Reproduce every entry exactly and leave its pictures out.

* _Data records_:
========================

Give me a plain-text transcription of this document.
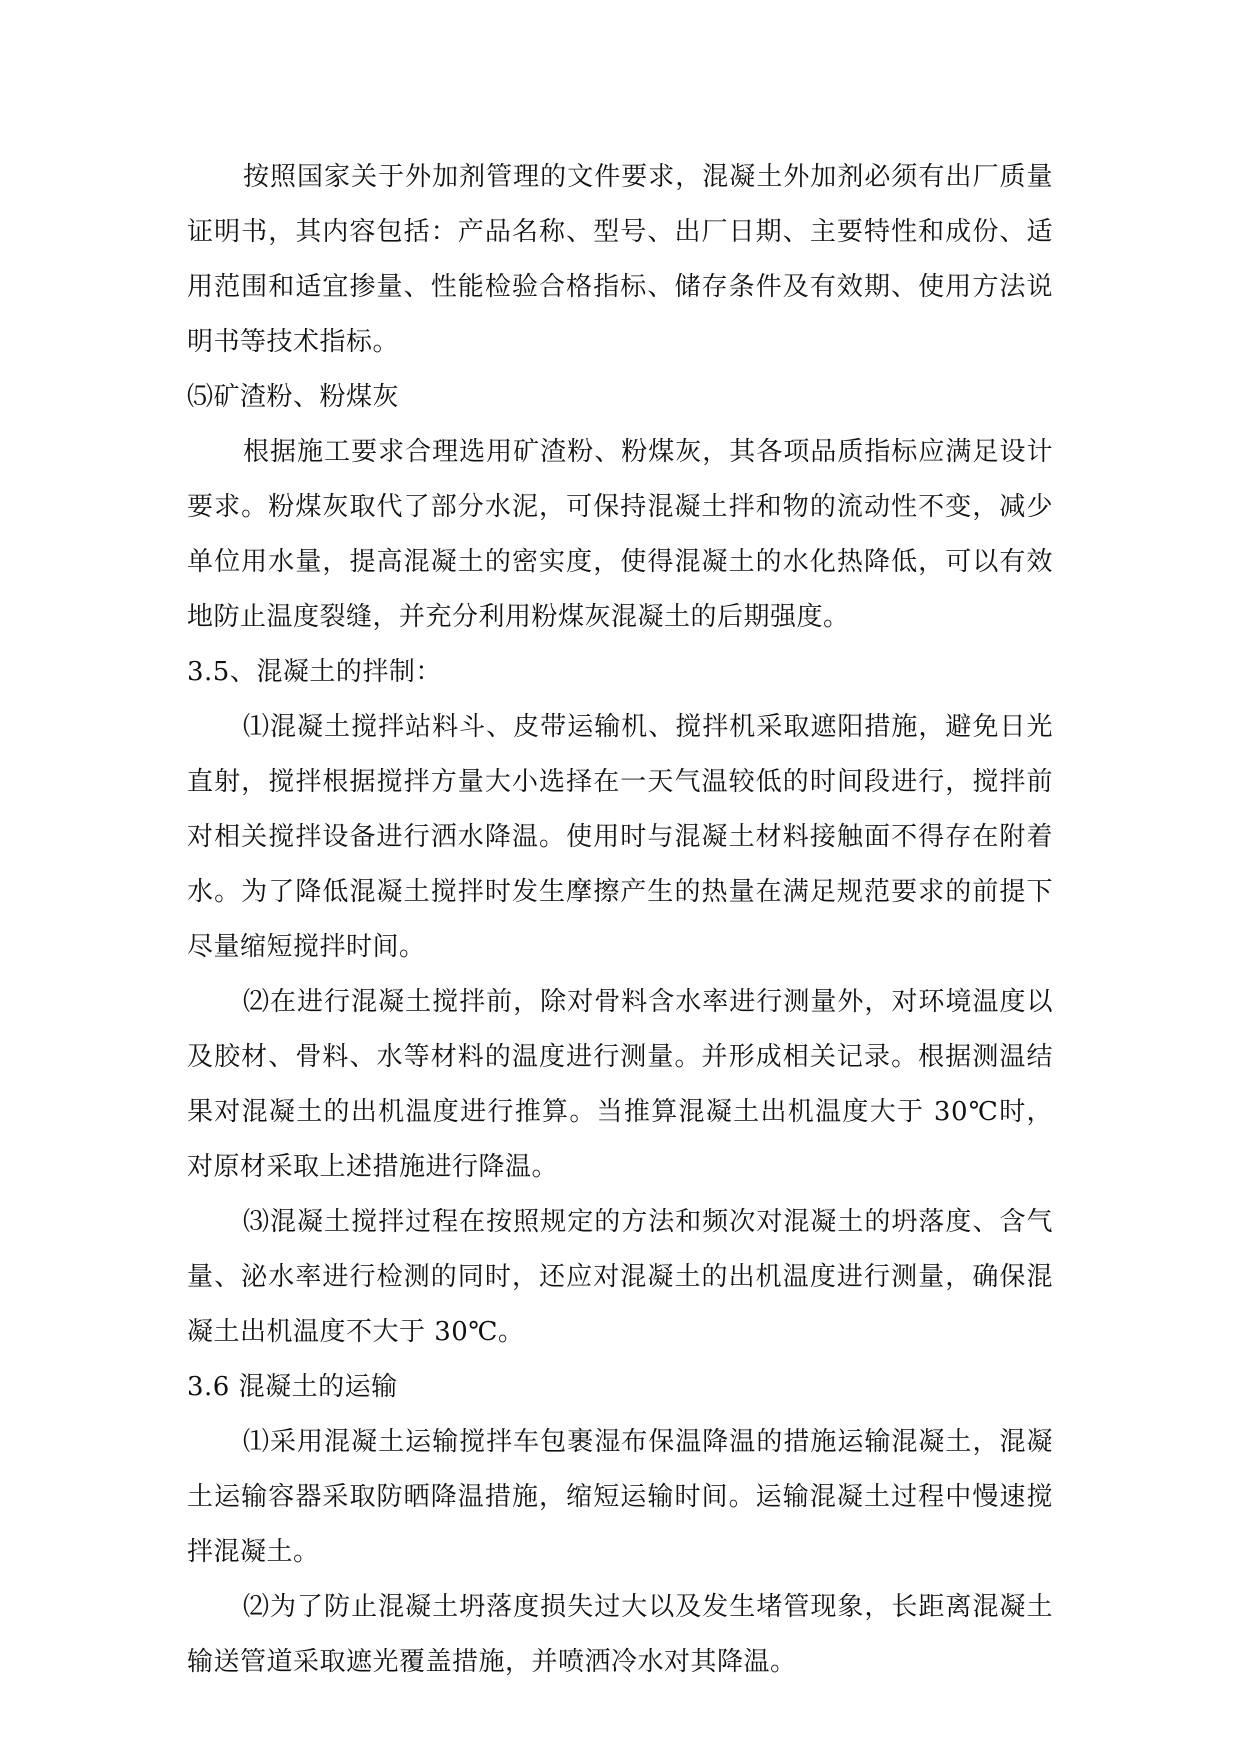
按照国家关于外加剂管理的文件要求，混凝土外加剂必须有出厂质量证明书，其内容包括：产品名称、型号、出厂日期、主要特性和成份、适用范围和适宜掺量、性能检验合格指标、储存条件及有效期、使用方法说明书等技术指标。

⑸矿渣粉、粉煤灰

根据施工要求合理选用矿渣粉、粉煤灰，其各项品质指标应满足设计要求。粉煤灰取代了部分水泥，可保持混凝土拌和物的流动性不变，减少单位用水量，提高混凝土的密实度，使得混凝土的水化热降低，可以有效地防止温度裂缝，并充分利用粉煤灰混凝土的后期强度。

3.5、混凝土的拌制：

⑴混凝土搅拌站料斗、皮带运输机、搅拌机采取遮阳措施，避免日光直射，搅拌根据搅拌方量大小选择在一天气温较低的时间段进行，搅拌前对相关搅拌设备进行洒水降温。使用时与混凝土材料接触面不得存在附着水。为了降低混凝土搅拌时发生摩擦产生的热量在满足规范要求的前提下尽量缩短搅拌时间。

⑵在进行混凝土搅拌前，除对骨料含水率进行测量外，对环境温度以及胶材、骨料、水等材料的温度进行测量。并形成相关记录。根据测温结果对混凝土的出机温度进行推算。当推算混凝土出机温度大于 30℃时，对原材采取上述措施进行降温。

⑶混凝土搅拌过程在按照规定的方法和频次对混凝土的坍落度、含气量、泌水率进行检测的同时，还应对混凝土的出机温度进行测量，确保混凝土出机温度不大于 30℃。

3.6 混凝土的运输

⑴采用混凝土运输搅拌车包裹湿布保温降温的措施运输混凝土，混凝土运输容器采取防晒降温措施，缩短运输时间。运输混凝土过程中慢速搅拌混凝土。

⑵为了防止混凝土坍落度损失过大以及发生堵管现象，长距离混凝土输送管道采取遮光覆盖措施，并喷洒冷水对其降温。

========================

* _Solution for this task_:
Give me a plain-text transcription of this document.
按照国家关于外加剂管理的文件要求，混凝土外加剂必须有出厂质量证明书，其内容包括：产品名称、型号、出厂日期、主要特性和成份、适用范围和适宜掺量、性能检验合格指标、储存条件及有效期、使用方法说明书等技术指标。

⑸矿渣粉、粉煤灰

根据施工要求合理选用矿渣粉、粉煤灰，其各项品质指标应满足设计要求。粉煤灰取代了部分水泥，可保持混凝土拌和物的流动性不变，减少单位用水量，提高混凝土的密实度，使得混凝土的水化热降低，可以有效地防止温度裂缝，并充分利用粉煤灰混凝土的后期强度。

3.5、混凝土的拌制：

⑴混凝土搅拌站料斗、皮带运输机、搅拌机采取遮阳措施，避免日光直射，搅拌根据搅拌方量大小选择在一天气温较低的时间段进行，搅拌前对相关搅拌设备进行洒水降温。使用时与混凝土材料接触面不得存在附着水。为了降低混凝土搅拌时发生摩擦产生的热量在满足规范要求的前提下尽量缩短搅拌时间。

⑵在进行混凝土搅拌前，除对骨料含水率进行测量外，对环境温度以及胶材、骨料、水等材料的温度进行测量。并形成相关记录。根据测温结果对混凝土的出机温度进行推算。当推算混凝土出机温度大于 30℃时，对原材采取上述措施进行降温。

⑶混凝土搅拌过程在按照规定的方法和频次对混凝土的坍落度、含气量、泌水率进行检测的同时，还应对混凝土的出机温度进行测量，确保混凝土出机温度不大于 30℃。

3.6 混凝土的运输

⑴采用混凝土运输搅拌车包裹湿布保温降温的措施运输混凝土，混凝土运输容器采取防晒降温措施，缩短运输时间。运输混凝土过程中慢速搅拌混凝土。

⑵为了防止混凝土坍落度损失过大以及发生堵管现象，长距离混凝土输送管道采取遮光覆盖措施，并喷洒冷水对其降温。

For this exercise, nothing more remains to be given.